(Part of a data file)
++++

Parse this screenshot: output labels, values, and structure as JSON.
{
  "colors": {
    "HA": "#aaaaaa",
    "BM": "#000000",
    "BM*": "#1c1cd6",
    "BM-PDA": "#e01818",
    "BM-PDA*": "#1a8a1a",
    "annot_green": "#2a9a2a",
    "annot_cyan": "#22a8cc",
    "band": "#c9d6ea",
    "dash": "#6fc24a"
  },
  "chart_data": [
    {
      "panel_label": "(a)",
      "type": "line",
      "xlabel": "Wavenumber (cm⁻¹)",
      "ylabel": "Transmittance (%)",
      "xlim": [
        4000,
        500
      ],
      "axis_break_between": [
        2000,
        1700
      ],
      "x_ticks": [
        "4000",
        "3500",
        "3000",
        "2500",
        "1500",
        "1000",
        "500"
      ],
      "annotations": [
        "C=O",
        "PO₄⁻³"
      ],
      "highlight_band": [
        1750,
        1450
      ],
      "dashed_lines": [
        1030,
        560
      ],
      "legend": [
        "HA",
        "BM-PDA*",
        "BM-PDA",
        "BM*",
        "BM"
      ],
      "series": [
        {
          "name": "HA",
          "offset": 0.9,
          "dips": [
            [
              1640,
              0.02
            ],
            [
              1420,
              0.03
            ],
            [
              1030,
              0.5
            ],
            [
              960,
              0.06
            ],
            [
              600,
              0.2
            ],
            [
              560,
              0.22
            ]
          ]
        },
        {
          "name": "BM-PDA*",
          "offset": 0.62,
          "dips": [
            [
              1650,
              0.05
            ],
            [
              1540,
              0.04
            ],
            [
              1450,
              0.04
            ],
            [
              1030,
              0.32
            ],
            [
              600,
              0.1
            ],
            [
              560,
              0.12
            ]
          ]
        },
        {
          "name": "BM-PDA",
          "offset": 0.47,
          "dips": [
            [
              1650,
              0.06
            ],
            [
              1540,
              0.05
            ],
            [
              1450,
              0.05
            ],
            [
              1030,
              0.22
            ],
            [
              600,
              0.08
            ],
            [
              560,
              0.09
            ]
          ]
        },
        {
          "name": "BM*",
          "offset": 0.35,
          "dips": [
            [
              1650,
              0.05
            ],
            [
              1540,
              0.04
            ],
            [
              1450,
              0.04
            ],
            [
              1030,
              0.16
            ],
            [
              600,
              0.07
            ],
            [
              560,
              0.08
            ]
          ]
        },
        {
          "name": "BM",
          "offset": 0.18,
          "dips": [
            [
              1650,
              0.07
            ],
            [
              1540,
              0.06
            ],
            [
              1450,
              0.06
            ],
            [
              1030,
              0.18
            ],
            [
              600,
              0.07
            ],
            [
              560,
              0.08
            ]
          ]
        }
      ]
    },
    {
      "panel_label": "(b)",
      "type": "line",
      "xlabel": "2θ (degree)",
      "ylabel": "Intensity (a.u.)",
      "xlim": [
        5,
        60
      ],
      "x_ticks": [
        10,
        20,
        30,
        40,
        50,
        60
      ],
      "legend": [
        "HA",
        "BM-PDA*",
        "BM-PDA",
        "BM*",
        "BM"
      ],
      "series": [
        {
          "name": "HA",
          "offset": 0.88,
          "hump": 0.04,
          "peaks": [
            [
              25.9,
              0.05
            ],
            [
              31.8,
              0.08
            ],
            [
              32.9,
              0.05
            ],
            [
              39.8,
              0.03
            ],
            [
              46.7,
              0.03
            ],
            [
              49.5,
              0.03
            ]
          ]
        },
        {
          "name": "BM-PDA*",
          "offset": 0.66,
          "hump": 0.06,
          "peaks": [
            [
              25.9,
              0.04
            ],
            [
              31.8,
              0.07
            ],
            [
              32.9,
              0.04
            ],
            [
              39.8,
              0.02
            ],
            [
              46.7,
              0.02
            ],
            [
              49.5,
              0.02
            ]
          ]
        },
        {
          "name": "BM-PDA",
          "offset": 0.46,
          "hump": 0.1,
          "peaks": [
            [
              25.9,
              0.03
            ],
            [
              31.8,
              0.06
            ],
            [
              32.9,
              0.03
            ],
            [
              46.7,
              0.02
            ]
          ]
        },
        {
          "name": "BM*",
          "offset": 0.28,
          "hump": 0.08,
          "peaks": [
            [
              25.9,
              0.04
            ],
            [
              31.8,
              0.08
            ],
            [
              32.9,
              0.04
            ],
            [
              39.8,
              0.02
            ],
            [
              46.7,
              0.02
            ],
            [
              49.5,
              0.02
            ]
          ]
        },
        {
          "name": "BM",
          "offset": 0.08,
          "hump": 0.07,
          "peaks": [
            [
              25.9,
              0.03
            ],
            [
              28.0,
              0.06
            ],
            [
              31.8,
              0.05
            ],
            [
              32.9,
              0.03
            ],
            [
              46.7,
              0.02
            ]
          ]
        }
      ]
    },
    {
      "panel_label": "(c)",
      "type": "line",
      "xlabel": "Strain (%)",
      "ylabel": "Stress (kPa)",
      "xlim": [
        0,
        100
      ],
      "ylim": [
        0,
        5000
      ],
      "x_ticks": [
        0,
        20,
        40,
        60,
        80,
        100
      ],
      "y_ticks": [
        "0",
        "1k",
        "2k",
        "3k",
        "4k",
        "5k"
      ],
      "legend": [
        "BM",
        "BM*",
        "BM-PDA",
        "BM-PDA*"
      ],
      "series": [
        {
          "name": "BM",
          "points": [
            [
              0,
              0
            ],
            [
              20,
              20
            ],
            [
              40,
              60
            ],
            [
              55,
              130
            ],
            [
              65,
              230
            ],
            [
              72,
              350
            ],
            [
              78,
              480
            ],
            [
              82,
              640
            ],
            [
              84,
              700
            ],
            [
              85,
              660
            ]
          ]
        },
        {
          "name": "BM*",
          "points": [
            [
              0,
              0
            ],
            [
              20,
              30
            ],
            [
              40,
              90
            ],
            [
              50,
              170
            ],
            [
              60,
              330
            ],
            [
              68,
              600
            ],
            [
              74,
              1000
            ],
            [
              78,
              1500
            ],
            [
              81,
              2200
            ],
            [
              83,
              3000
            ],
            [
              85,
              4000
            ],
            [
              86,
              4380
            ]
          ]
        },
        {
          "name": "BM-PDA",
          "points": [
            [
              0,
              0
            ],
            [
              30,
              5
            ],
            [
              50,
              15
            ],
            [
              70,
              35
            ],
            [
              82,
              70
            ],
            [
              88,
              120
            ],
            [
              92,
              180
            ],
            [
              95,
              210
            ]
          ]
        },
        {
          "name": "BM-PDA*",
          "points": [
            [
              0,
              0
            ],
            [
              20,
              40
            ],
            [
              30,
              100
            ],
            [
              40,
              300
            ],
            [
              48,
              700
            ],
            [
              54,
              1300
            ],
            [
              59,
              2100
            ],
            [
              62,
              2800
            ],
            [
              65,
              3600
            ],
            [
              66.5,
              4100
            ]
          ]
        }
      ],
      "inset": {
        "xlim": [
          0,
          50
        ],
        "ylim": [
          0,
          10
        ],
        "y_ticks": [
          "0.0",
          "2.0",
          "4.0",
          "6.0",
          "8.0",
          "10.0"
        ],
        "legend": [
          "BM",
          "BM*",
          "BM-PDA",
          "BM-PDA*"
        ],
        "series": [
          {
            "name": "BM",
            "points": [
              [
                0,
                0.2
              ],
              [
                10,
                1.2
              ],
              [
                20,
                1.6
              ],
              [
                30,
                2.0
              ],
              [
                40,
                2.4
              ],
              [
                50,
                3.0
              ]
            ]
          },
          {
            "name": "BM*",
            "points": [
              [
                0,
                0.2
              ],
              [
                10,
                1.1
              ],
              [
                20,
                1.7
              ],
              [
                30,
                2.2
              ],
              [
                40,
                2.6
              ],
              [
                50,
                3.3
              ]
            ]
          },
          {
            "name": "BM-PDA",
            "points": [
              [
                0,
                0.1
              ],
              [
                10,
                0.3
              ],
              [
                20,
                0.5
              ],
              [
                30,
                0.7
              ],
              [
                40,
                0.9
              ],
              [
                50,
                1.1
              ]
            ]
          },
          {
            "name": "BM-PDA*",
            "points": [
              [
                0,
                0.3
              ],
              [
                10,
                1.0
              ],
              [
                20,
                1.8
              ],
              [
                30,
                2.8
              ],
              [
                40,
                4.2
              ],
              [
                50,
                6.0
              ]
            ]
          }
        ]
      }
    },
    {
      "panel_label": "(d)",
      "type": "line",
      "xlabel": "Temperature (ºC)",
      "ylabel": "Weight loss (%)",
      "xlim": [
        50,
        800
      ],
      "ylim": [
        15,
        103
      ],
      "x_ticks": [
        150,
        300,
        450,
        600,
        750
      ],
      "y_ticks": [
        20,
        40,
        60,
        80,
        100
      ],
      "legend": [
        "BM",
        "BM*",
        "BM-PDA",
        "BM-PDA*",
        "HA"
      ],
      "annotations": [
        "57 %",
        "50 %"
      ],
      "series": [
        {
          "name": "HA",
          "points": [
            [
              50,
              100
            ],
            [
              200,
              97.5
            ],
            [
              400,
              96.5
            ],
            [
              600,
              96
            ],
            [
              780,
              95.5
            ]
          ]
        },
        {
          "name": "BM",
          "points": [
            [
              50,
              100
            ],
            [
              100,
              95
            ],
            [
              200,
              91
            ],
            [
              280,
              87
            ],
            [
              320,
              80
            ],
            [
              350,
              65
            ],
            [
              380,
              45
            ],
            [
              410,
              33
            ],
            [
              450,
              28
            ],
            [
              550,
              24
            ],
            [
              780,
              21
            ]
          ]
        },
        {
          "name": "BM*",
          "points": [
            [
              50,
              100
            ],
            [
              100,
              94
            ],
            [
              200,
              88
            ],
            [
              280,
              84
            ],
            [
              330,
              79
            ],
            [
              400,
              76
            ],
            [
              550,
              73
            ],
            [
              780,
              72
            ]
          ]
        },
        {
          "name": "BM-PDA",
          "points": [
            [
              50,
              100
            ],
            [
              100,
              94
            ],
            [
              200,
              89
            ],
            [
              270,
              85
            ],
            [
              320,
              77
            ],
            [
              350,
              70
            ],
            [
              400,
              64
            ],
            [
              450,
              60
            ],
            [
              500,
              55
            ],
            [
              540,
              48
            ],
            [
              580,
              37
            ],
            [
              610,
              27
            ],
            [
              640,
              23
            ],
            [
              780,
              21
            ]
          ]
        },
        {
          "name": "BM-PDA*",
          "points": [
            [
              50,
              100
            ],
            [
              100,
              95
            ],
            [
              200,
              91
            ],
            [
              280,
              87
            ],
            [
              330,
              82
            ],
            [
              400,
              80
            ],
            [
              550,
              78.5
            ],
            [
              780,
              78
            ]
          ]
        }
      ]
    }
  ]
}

++++

■ Task description
From the entries above, copy every line containing the word "offset".

■ Result for this exercise
          "offset": 0.9,
          "offset": 0.62,
          "offset": 0.47,
          "offset": 0.35,
          "offset": 0.18,
          "offset": 0.88,
          "offset": 0.66,
          "offset": 0.46,
          "offset": 0.28,
          "offset": 0.08,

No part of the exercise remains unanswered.